_SUPPLIED RECORDS_
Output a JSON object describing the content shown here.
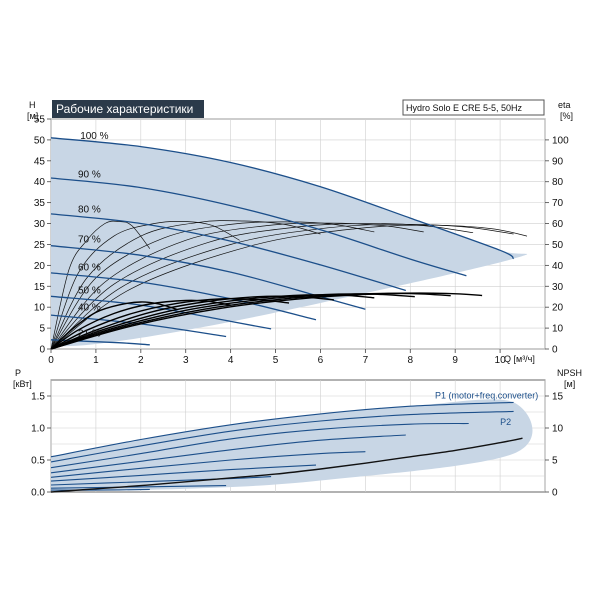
{
  "title": "Рабочие характеристики",
  "model": "Hydro Solo E CRE 5-5, 50Hz",
  "colors": {
    "curve": "#1c4f8a",
    "fill": "#c8d6e5",
    "title_bg": "#2b3a4a",
    "grid": "#cfcfcf"
  },
  "chart_data": [
    {
      "type": "line",
      "name": "head",
      "xlabel": "Q [м³/ч]",
      "ylabel": "H [м]",
      "y2label": "eta [%]",
      "xlim": [
        0,
        11
      ],
      "ylim": [
        0,
        55
      ],
      "y2lim": [
        0,
        110
      ],
      "x_ticks": [
        0,
        1,
        2,
        3,
        4,
        5,
        6,
        7,
        8,
        9,
        10
      ],
      "y_ticks": [
        0,
        5,
        10,
        15,
        20,
        25,
        30,
        35,
        40,
        45,
        50,
        55
      ],
      "y2_ticks": [
        0,
        10,
        20,
        30,
        40,
        50,
        60,
        70,
        80,
        90,
        100
      ],
      "speed_labels": [
        {
          "text": "100 %",
          "x": 0.65,
          "y": 50.2
        },
        {
          "text": "90 %",
          "x": 0.6,
          "y": 41.0
        },
        {
          "text": "80 %",
          "x": 0.6,
          "y": 32.6
        },
        {
          "text": "70 %",
          "x": 0.6,
          "y": 25.5
        },
        {
          "text": "60 %",
          "x": 0.6,
          "y": 18.8
        },
        {
          "text": "50 %",
          "x": 0.6,
          "y": 13.3
        },
        {
          "text": "40 %",
          "x": 0.6,
          "y": 9.2
        },
        {
          "text": "21 %",
          "x": 0.6,
          "y": 3.0
        }
      ],
      "series": [
        {
          "values": [
            [
              0,
              50.5
            ],
            [
              2,
              48.4
            ],
            [
              4,
              44.6
            ],
            [
              6,
              38.8
            ],
            [
              8,
              31.3
            ],
            [
              10,
              23.6
            ],
            [
              10.3,
              21.6
            ]
          ]
        },
        {
          "values": [
            [
              0,
              40.9
            ],
            [
              2,
              38.6
            ],
            [
              4,
              34.3
            ],
            [
              6,
              28.5
            ],
            [
              8,
              21.5
            ],
            [
              9.25,
              17.5
            ]
          ]
        },
        {
          "values": [
            [
              0,
              32.3
            ],
            [
              2,
              30.0
            ],
            [
              4,
              25.8
            ],
            [
              6,
              20.1
            ],
            [
              7.9,
              14.0
            ]
          ]
        },
        {
          "values": [
            [
              0,
              24.7
            ],
            [
              2,
              22.4
            ],
            [
              4,
              18.4
            ],
            [
              6,
              12.5
            ],
            [
              7.0,
              9.5
            ]
          ]
        },
        {
          "values": [
            [
              0,
              18.2
            ],
            [
              2,
              16.0
            ],
            [
              4,
              12.0
            ],
            [
              5.9,
              7.0
            ]
          ]
        },
        {
          "values": [
            [
              0,
              12.6
            ],
            [
              2,
              10.5
            ],
            [
              4,
              6.6
            ],
            [
              4.9,
              4.8
            ]
          ]
        },
        {
          "values": [
            [
              0,
              8.1
            ],
            [
              2,
              6.0
            ],
            [
              3.9,
              3.0
            ]
          ]
        },
        {
          "values": [
            [
              0,
              2.2
            ],
            [
              1.5,
              1.5
            ],
            [
              2.2,
              1.0
            ]
          ]
        }
      ],
      "envelope": [
        [
          0,
          50.5
        ],
        [
          2,
          48.4
        ],
        [
          4,
          44.6
        ],
        [
          6,
          38.8
        ],
        [
          8,
          31.3
        ],
        [
          10,
          23.6
        ],
        [
          10.3,
          21.6
        ],
        [
          6,
          11.0
        ],
        [
          3,
          4.5
        ],
        [
          1.0,
          1.2
        ],
        [
          0,
          0.6
        ]
      ],
      "efficiency_curves": [
        [
          [
            0,
            0
          ],
          [
            0.4,
            19
          ],
          [
            0.8,
            26
          ],
          [
            1.2,
            30
          ],
          [
            1.5,
            30.5
          ],
          [
            1.8,
            29.5
          ],
          [
            2.2,
            24
          ]
        ],
        [
          [
            0,
            0
          ],
          [
            0.6,
            18
          ],
          [
            1.4,
            27
          ],
          [
            2.3,
            30
          ],
          [
            3.0,
            30.5
          ],
          [
            3.6,
            29.5
          ],
          [
            4.2,
            26
          ]
        ],
        [
          [
            0,
            0
          ],
          [
            0.8,
            17
          ],
          [
            2.0,
            27
          ],
          [
            3.3,
            30.3
          ],
          [
            4.3,
            30.6
          ],
          [
            5.2,
            29.8
          ],
          [
            6.0,
            27.5
          ]
        ],
        [
          [
            0,
            0
          ],
          [
            1.0,
            17
          ],
          [
            2.5,
            26.5
          ],
          [
            4.0,
            29.8
          ],
          [
            5.3,
            30.4
          ],
          [
            6.3,
            29.8
          ],
          [
            7.2,
            28
          ]
        ],
        [
          [
            0,
            0
          ],
          [
            1.2,
            16
          ],
          [
            3.0,
            26
          ],
          [
            4.8,
            29.5
          ],
          [
            6.2,
            30.1
          ],
          [
            7.4,
            29.5
          ],
          [
            8.3,
            28
          ]
        ],
        [
          [
            0,
            0
          ],
          [
            1.4,
            15.5
          ],
          [
            3.5,
            25.5
          ],
          [
            5.5,
            29.2
          ],
          [
            7.0,
            30
          ],
          [
            8.3,
            29.5
          ],
          [
            9.4,
            27.8
          ]
        ],
        [
          [
            0,
            0
          ],
          [
            1.6,
            15
          ],
          [
            4.0,
            25
          ],
          [
            6.2,
            29
          ],
          [
            7.8,
            29.8
          ],
          [
            9.2,
            29.2
          ],
          [
            10.3,
            27.5
          ]
        ],
        [
          [
            0,
            0
          ],
          [
            1.8,
            14.5
          ],
          [
            4.5,
            24.8
          ],
          [
            6.8,
            28.8
          ],
          [
            8.5,
            29.6
          ],
          [
            9.8,
            28.8
          ],
          [
            10.6,
            27
          ]
        ]
      ],
      "eta_curves": [
        [
          [
            0,
            0
          ],
          [
            0.5,
            10
          ],
          [
            1.0,
            17.5
          ],
          [
            1.5,
            21
          ],
          [
            2.0,
            22.5
          ],
          [
            2.4,
            21.5
          ],
          [
            2.8,
            19
          ]
        ],
        [
          [
            0,
            0
          ],
          [
            0.6,
            9
          ],
          [
            1.4,
            17
          ],
          [
            2.2,
            21.5
          ],
          [
            3.0,
            23.2
          ],
          [
            3.5,
            22.8
          ],
          [
            4.0,
            21
          ]
        ],
        [
          [
            0,
            0
          ],
          [
            0.8,
            9
          ],
          [
            1.8,
            17
          ],
          [
            2.8,
            21.8
          ],
          [
            3.8,
            24
          ],
          [
            4.6,
            23.6
          ],
          [
            5.3,
            22
          ]
        ],
        [
          [
            0,
            0
          ],
          [
            1.0,
            9
          ],
          [
            2.2,
            17.5
          ],
          [
            3.4,
            22.5
          ],
          [
            4.6,
            25
          ],
          [
            5.5,
            25
          ],
          [
            6.3,
            23.5
          ]
        ],
        [
          [
            0,
            0
          ],
          [
            1.2,
            9.5
          ],
          [
            2.6,
            18
          ],
          [
            4.0,
            23
          ],
          [
            5.4,
            25.6
          ],
          [
            6.4,
            25.8
          ],
          [
            7.2,
            24.5
          ]
        ],
        [
          [
            0,
            0
          ],
          [
            1.4,
            10
          ],
          [
            3.0,
            18.5
          ],
          [
            4.6,
            23.5
          ],
          [
            6.1,
            26
          ],
          [
            7.2,
            26.2
          ],
          [
            8.1,
            25
          ]
        ],
        [
          [
            0,
            0
          ],
          [
            1.6,
            10.5
          ],
          [
            3.4,
            19
          ],
          [
            5.2,
            24
          ],
          [
            6.8,
            26.3
          ],
          [
            8.0,
            26.5
          ],
          [
            8.9,
            25.5
          ]
        ],
        [
          [
            0,
            0
          ],
          [
            1.8,
            11
          ],
          [
            3.8,
            19.5
          ],
          [
            5.8,
            24.5
          ],
          [
            7.5,
            26.5
          ],
          [
            8.8,
            26.6
          ],
          [
            9.6,
            25.6
          ]
        ]
      ]
    },
    {
      "type": "line",
      "name": "power",
      "ylabel": "P [кВт]",
      "y2label": "NPSH [м]",
      "xlim": [
        0,
        11
      ],
      "ylim": [
        0,
        1.75
      ],
      "y2lim": [
        0,
        17.5
      ],
      "y_ticks": [
        0.0,
        0.5,
        1.0,
        1.5
      ],
      "y2_ticks": [
        0,
        5,
        10,
        15
      ],
      "labels": [
        {
          "text": "P1 (motor+freq.converter)",
          "x": 8.55,
          "y": 1.46
        },
        {
          "text": "P2",
          "x": 10.0,
          "y": 1.05
        }
      ],
      "series": [
        {
          "values": [
            [
              0,
              0.55
            ],
            [
              2,
              0.82
            ],
            [
              4,
              1.05
            ],
            [
              6,
              1.22
            ],
            [
              8,
              1.34
            ],
            [
              10.3,
              1.4
            ]
          ]
        },
        {
          "values": [
            [
              0,
              0.47
            ],
            [
              2,
              0.72
            ],
            [
              4,
              0.95
            ],
            [
              6,
              1.11
            ],
            [
              8,
              1.21
            ],
            [
              10.3,
              1.26
            ]
          ]
        },
        {
          "values": [
            [
              0,
              0.38
            ],
            [
              2,
              0.6
            ],
            [
              4,
              0.83
            ],
            [
              6,
              0.98
            ],
            [
              8,
              1.06
            ],
            [
              9.3,
              1.07
            ]
          ]
        },
        {
          "values": [
            [
              0,
              0.3
            ],
            [
              2,
              0.48
            ],
            [
              4,
              0.66
            ],
            [
              6,
              0.81
            ],
            [
              7.9,
              0.89
            ]
          ]
        },
        {
          "values": [
            [
              0,
              0.23
            ],
            [
              2,
              0.37
            ],
            [
              4,
              0.5
            ],
            [
              6,
              0.6
            ],
            [
              7.0,
              0.63
            ]
          ]
        },
        {
          "values": [
            [
              0,
              0.17
            ],
            [
              2,
              0.26
            ],
            [
              4,
              0.35
            ],
            [
              5.9,
              0.42
            ]
          ]
        },
        {
          "values": [
            [
              0,
              0.11
            ],
            [
              2,
              0.16
            ],
            [
              4,
              0.21
            ],
            [
              4.9,
              0.24
            ]
          ]
        },
        {
          "values": [
            [
              0,
              0.06
            ],
            [
              2,
              0.08
            ],
            [
              3.9,
              0.1
            ]
          ]
        },
        {
          "values": [
            [
              0,
              0.03
            ],
            [
              1.1,
              0.03
            ],
            [
              2.2,
              0.04
            ]
          ]
        }
      ],
      "envelope": [
        [
          0,
          0.55
        ],
        [
          2,
          0.82
        ],
        [
          4,
          1.05
        ],
        [
          6,
          1.22
        ],
        [
          8,
          1.34
        ],
        [
          10.3,
          1.4
        ],
        [
          10.3,
          0.6
        ],
        [
          6,
          0.18
        ],
        [
          3,
          0.05
        ],
        [
          0,
          0.02
        ]
      ],
      "npsh_curve": [
        [
          0,
          0.0
        ],
        [
          1,
          0.05
        ],
        [
          2,
          0.1
        ],
        [
          3,
          0.16
        ],
        [
          4,
          0.22
        ],
        [
          5,
          0.28
        ],
        [
          6,
          0.36
        ],
        [
          7,
          0.45
        ],
        [
          8,
          0.55
        ],
        [
          9,
          0.65
        ],
        [
          10,
          0.77
        ],
        [
          10.5,
          0.84
        ]
      ]
    }
  ]
}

_CHALLENGE_
Scan the records above for the string "text", then report every line that contains it.

_TASK ANSWER_
          "text": "100 %",
          "text": "90 %",
          "text": "80 %",
          "text": "70 %",
          "text": "60 %",
          "text": "50 %",
          "text": "40 %",
          "text": "21 %",
          "text": "P1 (motor+freq.converter)",
          "text": "P2",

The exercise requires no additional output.